## Problem requirements
Write the material out again in full, exactly.

Start of Records for this exercise

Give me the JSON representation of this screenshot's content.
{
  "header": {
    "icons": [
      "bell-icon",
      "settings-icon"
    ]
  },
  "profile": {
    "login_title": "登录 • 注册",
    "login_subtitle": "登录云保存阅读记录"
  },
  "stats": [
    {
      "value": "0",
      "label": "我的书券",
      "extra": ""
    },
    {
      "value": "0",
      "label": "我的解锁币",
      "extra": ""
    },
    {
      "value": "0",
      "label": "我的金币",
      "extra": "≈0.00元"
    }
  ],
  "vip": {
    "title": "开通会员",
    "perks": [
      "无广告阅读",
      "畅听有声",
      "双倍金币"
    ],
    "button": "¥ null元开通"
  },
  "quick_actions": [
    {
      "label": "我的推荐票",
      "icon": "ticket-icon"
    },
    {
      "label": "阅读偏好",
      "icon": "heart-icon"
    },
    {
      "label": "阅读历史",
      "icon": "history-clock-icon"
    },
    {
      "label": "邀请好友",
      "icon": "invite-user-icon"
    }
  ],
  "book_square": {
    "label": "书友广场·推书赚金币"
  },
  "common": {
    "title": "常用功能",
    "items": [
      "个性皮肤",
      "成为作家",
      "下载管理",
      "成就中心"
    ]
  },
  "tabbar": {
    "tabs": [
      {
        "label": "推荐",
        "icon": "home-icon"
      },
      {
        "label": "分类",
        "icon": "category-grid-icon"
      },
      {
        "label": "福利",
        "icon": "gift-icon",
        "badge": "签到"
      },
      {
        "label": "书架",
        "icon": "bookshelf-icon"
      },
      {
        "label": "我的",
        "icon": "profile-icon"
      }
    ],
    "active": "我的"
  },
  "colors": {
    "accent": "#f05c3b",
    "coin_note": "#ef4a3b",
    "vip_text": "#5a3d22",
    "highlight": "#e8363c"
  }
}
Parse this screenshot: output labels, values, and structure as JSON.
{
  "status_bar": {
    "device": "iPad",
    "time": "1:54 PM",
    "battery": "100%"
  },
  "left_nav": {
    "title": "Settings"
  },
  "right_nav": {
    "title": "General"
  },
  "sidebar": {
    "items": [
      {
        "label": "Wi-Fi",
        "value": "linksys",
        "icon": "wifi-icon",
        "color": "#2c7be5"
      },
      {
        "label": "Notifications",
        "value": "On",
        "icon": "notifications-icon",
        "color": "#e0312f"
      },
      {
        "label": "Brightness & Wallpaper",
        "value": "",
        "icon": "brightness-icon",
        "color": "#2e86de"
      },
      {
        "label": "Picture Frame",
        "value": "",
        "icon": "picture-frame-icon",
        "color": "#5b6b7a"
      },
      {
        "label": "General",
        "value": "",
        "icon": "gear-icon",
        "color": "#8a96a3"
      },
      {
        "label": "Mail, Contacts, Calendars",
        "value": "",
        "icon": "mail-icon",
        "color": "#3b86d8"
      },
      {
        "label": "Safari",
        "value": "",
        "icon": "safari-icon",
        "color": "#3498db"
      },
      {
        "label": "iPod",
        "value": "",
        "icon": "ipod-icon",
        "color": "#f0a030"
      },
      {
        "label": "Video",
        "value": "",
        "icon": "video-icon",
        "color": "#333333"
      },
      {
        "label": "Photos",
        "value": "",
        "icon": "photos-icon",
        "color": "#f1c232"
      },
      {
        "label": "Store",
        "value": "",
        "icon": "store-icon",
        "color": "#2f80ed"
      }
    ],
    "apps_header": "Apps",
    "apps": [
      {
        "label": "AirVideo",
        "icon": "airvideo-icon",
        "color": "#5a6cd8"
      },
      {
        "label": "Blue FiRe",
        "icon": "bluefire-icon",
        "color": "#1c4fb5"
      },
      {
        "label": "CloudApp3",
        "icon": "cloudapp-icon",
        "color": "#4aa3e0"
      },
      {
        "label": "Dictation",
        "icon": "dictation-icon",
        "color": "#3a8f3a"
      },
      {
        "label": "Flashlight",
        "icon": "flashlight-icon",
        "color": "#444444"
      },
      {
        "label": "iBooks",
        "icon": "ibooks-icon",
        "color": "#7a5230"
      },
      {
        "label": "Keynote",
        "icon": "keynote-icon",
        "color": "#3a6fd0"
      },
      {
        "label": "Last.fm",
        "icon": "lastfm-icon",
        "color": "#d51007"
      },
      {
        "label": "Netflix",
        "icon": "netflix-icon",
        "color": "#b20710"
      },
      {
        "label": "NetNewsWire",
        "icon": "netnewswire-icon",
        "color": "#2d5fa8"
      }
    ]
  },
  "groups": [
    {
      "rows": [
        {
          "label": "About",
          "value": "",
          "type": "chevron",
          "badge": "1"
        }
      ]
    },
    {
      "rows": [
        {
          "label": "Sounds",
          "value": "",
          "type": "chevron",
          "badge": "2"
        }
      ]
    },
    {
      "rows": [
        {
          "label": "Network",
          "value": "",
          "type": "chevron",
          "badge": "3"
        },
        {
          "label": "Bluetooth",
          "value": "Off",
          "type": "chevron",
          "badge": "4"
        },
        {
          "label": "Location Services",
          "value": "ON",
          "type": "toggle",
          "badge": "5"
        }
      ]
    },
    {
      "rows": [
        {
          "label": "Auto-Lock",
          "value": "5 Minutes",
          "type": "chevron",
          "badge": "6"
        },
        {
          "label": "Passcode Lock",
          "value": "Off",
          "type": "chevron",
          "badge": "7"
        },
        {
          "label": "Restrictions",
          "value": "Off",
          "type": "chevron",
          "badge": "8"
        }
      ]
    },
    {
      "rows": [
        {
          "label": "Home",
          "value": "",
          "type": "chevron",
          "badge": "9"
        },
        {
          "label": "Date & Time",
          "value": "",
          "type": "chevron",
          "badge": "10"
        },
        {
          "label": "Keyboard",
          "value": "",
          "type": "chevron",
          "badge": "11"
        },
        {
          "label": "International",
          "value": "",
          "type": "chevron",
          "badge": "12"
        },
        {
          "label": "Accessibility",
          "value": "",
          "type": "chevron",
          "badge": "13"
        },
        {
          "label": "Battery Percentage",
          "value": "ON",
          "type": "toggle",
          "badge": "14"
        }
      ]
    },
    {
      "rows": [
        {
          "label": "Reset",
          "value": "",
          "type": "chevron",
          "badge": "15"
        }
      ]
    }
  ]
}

End of Records for this exercise

## The reply
Give me the JSON representation of this screenshot's content.
{
  "header": {
    "icons": [
      "bell-icon",
      "settings-icon"
    ]
  },
  "profile": {
    "login_title": "登录 • 注册",
    "login_subtitle": "登录云保存阅读记录"
  },
  "stats": [
    {
      "value": "0",
      "label": "我的书券",
      "extra": ""
    },
    {
      "value": "0",
      "label": "我的解锁币",
      "extra": ""
    },
    {
      "value": "0",
      "label": "我的金币",
      "extra": "≈0.00元"
    }
  ],
  "vip": {
    "title": "开通会员",
    "perks": [
      "无广告阅读",
      "畅听有声",
      "双倍金币"
    ],
    "button": "¥ null元开通"
  },
  "quick_actions": [
    {
      "label": "我的推荐票",
      "icon": "ticket-icon"
    },
    {
      "label": "阅读偏好",
      "icon": "heart-icon"
    },
    {
      "label": "阅读历史",
      "icon": "history-clock-icon"
    },
    {
      "label": "邀请好友",
      "icon": "invite-user-icon"
    }
  ],
  "book_square": {
    "label": "书友广场·推书赚金币"
  },
  "common": {
    "title": "常用功能",
    "items": [
      "个性皮肤",
      "成为作家",
      "下载管理",
      "成就中心"
    ]
  },
  "tabbar": {
    "tabs": [
      {
        "label": "推荐",
        "icon": "home-icon"
      },
      {
        "label": "分类",
        "icon": "category-grid-icon"
      },
      {
        "label": "福利",
        "icon": "gift-icon",
        "badge": "签到"
      },
      {
        "label": "书架",
        "icon": "bookshelf-icon"
      },
      {
        "label": "我的",
        "icon": "profile-icon"
      }
    ],
    "active": "我的"
  },
  "colors": {
    "accent": "#f05c3b",
    "coin_note": "#ef4a3b",
    "vip_text": "#5a3d22",
    "highlight": "#e8363c"
  }
}
Parse this screenshot: output labels, values, and structure as JSON.
{
  "status_bar": {
    "device": "iPad",
    "time": "1:54 PM",
    "battery": "100%"
  },
  "left_nav": {
    "title": "Settings"
  },
  "right_nav": {
    "title": "General"
  },
  "sidebar": {
    "items": [
      {
        "label": "Wi-Fi",
        "value": "linksys",
        "icon": "wifi-icon",
        "color": "#2c7be5"
      },
      {
        "label": "Notifications",
        "value": "On",
        "icon": "notifications-icon",
        "color": "#e0312f"
      },
      {
        "label": "Brightness & Wallpaper",
        "value": "",
        "icon": "brightness-icon",
        "color": "#2e86de"
      },
      {
        "label": "Picture Frame",
        "value": "",
        "icon": "picture-frame-icon",
        "color": "#5b6b7a"
      },
      {
        "label": "General",
        "value": "",
        "icon": "gear-icon",
        "color": "#8a96a3"
      },
      {
        "label": "Mail, Contacts, Calendars",
        "value": "",
        "icon": "mail-icon",
        "color": "#3b86d8"
      },
      {
        "label": "Safari",
        "value": "",
        "icon": "safari-icon",
        "color": "#3498db"
      },
      {
        "label": "iPod",
        "value": "",
        "icon": "ipod-icon",
        "color": "#f0a030"
      },
      {
        "label": "Video",
        "value": "",
        "icon": "video-icon",
        "color": "#333333"
      },
      {
        "label": "Photos",
        "value": "",
        "icon": "photos-icon",
        "color": "#f1c232"
      },
      {
        "label": "Store",
        "value": "",
        "icon": "store-icon",
        "color": "#2f80ed"
      }
    ],
    "apps_header": "Apps",
    "apps": [
      {
        "label": "AirVideo",
        "icon": "airvideo-icon",
        "color": "#5a6cd8"
      },
      {
        "label": "Blue FiRe",
        "icon": "bluefire-icon",
        "color": "#1c4fb5"
      },
      {
        "label": "CloudApp3",
        "icon": "cloudapp-icon",
        "color": "#4aa3e0"
      },
      {
        "label": "Dictation",
        "icon": "dictation-icon",
        "color": "#3a8f3a"
      },
      {
        "label": "Flashlight",
        "icon": "flashlight-icon",
        "color": "#444444"
      },
      {
        "label": "iBooks",
        "icon": "ibooks-icon",
        "color": "#7a5230"
      },
      {
        "label": "Keynote",
        "icon": "keynote-icon",
        "color": "#3a6fd0"
      },
      {
        "label": "Last.fm",
        "icon": "lastfm-icon",
        "color": "#d51007"
      },
      {
        "label": "Netflix",
        "icon": "netflix-icon",
        "color": "#b20710"
      },
      {
        "label": "NetNewsWire",
        "icon": "netnewswire-icon",
        "color": "#2d5fa8"
      }
    ]
  },
  "groups": [
    {
      "rows": [
        {
          "label": "About",
          "value": "",
          "type": "chevron",
          "badge": "1"
        }
      ]
    },
    {
      "rows": [
        {
          "label": "Sounds",
          "value": "",
          "type": "chevron",
          "badge": "2"
        }
      ]
    },
    {
      "rows": [
        {
          "label": "Network",
          "value": "",
          "type": "chevron",
          "badge": "3"
        },
        {
          "label": "Bluetooth",
          "value": "Off",
          "type": "chevron",
          "badge": "4"
        },
        {
          "label": "Location Services",
          "value": "ON",
          "type": "toggle",
          "badge": "5"
        }
      ]
    },
    {
      "rows": [
        {
          "label": "Auto-Lock",
          "value": "5 Minutes",
          "type": "chevron",
          "badge": "6"
        },
        {
          "label": "Passcode Lock",
          "value": "Off",
          "type": "chevron",
          "badge": "7"
        },
        {
          "label": "Restrictions",
          "value": "Off",
          "type": "chevron",
          "badge": "8"
        }
      ]
    },
    {
      "rows": [
        {
          "label": "Home",
          "value": "",
          "type": "chevron",
          "badge": "9"
        },
        {
          "label": "Date & Time",
          "value": "",
          "type": "chevron",
          "badge": "10"
        },
        {
          "label": "Keyboard",
          "value": "",
          "type": "chevron",
          "badge": "11"
        },
        {
          "label": "International",
          "value": "",
          "type": "chevron",
          "badge": "12"
        },
        {
          "label": "Accessibility",
          "value": "",
          "type": "chevron",
          "badge": "13"
        },
        {
          "label": "Battery Percentage",
          "value": "ON",
          "type": "toggle",
          "badge": "14"
        }
      ]
    },
    {
      "rows": [
        {
          "label": "Reset",
          "value": "",
          "type": "chevron",
          "badge": "15"
        }
      ]
    }
  ]
}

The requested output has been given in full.